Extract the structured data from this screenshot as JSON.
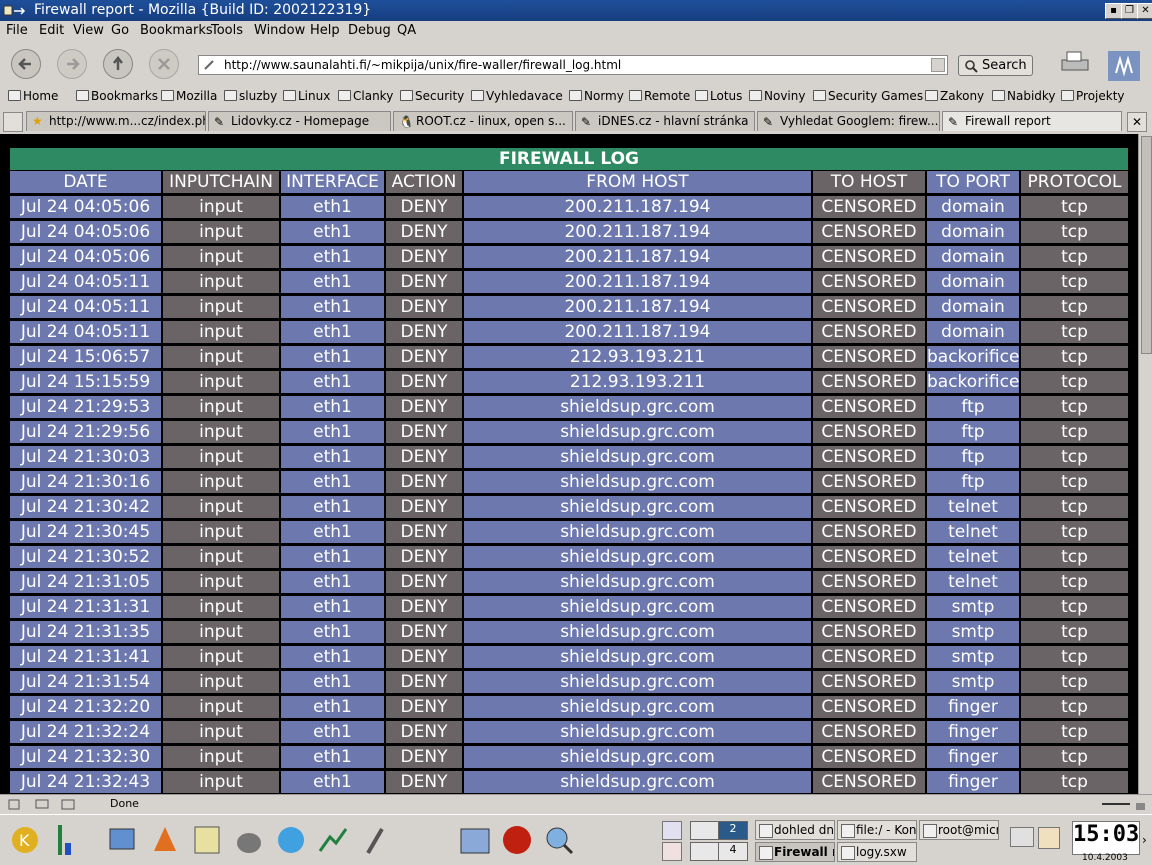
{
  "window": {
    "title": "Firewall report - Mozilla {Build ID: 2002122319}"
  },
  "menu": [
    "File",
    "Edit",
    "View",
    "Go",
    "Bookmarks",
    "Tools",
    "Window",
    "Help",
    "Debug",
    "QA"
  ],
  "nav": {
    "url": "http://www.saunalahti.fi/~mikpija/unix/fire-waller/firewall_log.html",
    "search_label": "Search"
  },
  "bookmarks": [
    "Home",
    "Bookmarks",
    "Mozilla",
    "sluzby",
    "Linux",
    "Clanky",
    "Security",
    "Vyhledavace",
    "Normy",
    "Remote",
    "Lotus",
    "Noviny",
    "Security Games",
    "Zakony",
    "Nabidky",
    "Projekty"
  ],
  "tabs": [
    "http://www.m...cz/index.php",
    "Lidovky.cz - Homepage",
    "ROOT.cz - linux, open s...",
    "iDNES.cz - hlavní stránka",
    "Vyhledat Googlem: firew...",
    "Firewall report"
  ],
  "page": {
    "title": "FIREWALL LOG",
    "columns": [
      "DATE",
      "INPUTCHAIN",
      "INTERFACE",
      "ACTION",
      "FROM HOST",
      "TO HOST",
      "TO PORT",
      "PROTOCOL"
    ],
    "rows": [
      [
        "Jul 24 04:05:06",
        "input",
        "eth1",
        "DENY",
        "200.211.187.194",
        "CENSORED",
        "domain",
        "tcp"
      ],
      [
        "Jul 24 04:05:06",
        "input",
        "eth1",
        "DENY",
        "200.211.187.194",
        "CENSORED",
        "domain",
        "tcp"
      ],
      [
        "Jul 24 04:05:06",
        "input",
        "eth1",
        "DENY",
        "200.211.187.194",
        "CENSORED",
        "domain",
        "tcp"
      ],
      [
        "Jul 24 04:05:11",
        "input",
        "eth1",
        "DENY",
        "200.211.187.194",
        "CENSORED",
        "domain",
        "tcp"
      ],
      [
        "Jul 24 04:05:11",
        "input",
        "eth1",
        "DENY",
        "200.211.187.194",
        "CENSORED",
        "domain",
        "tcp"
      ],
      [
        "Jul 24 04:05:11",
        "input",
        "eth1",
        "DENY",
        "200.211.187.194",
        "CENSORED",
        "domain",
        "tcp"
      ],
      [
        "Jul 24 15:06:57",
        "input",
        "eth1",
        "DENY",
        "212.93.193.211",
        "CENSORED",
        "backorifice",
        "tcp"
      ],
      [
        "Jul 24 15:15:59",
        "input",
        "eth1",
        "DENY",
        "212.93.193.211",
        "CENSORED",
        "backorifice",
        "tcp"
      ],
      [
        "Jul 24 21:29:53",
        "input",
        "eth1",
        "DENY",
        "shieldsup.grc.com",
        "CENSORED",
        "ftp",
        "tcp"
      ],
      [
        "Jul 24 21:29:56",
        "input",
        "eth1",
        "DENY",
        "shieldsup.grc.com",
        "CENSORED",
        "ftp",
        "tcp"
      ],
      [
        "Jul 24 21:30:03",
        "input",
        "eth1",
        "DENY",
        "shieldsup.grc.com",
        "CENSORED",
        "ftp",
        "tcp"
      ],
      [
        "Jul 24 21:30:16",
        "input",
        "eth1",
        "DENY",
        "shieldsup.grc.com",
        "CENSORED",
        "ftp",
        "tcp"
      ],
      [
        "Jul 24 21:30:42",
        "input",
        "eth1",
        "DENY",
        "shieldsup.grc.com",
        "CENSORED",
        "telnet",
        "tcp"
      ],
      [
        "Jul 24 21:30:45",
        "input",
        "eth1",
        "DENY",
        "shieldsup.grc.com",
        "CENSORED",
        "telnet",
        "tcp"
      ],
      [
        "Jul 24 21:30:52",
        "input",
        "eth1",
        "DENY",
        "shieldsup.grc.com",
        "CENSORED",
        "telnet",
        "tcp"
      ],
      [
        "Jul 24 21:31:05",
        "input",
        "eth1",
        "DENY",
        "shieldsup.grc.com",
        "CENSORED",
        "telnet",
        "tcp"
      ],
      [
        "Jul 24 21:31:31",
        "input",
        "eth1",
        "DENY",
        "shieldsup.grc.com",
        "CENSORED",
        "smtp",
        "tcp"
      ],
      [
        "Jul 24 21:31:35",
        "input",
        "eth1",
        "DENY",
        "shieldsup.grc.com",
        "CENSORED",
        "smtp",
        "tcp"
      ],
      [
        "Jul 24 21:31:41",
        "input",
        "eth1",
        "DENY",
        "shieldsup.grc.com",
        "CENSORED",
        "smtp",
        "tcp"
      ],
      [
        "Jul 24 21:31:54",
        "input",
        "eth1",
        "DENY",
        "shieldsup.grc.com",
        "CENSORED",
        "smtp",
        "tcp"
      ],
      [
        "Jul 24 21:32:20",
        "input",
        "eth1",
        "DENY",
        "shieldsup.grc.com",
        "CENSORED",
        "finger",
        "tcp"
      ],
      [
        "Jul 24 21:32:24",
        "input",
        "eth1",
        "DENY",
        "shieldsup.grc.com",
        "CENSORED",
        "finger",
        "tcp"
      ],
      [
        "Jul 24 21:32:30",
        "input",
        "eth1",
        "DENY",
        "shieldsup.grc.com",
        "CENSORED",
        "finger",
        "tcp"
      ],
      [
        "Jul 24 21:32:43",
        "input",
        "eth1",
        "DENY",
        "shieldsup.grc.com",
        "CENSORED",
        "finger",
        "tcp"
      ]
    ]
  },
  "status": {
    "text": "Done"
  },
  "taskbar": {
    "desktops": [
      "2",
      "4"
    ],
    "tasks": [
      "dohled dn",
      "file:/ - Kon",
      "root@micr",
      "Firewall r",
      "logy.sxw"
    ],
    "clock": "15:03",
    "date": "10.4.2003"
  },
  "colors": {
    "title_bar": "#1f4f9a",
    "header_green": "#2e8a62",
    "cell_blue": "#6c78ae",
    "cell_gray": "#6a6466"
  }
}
--- --- ---
:: Aim ::
Select and copy each line from the data that includes the word "report".

:: Answer to this task ::
    "title": "Firewall report - Mozilla {Build ID: 2002122319}"
    "Firewall report"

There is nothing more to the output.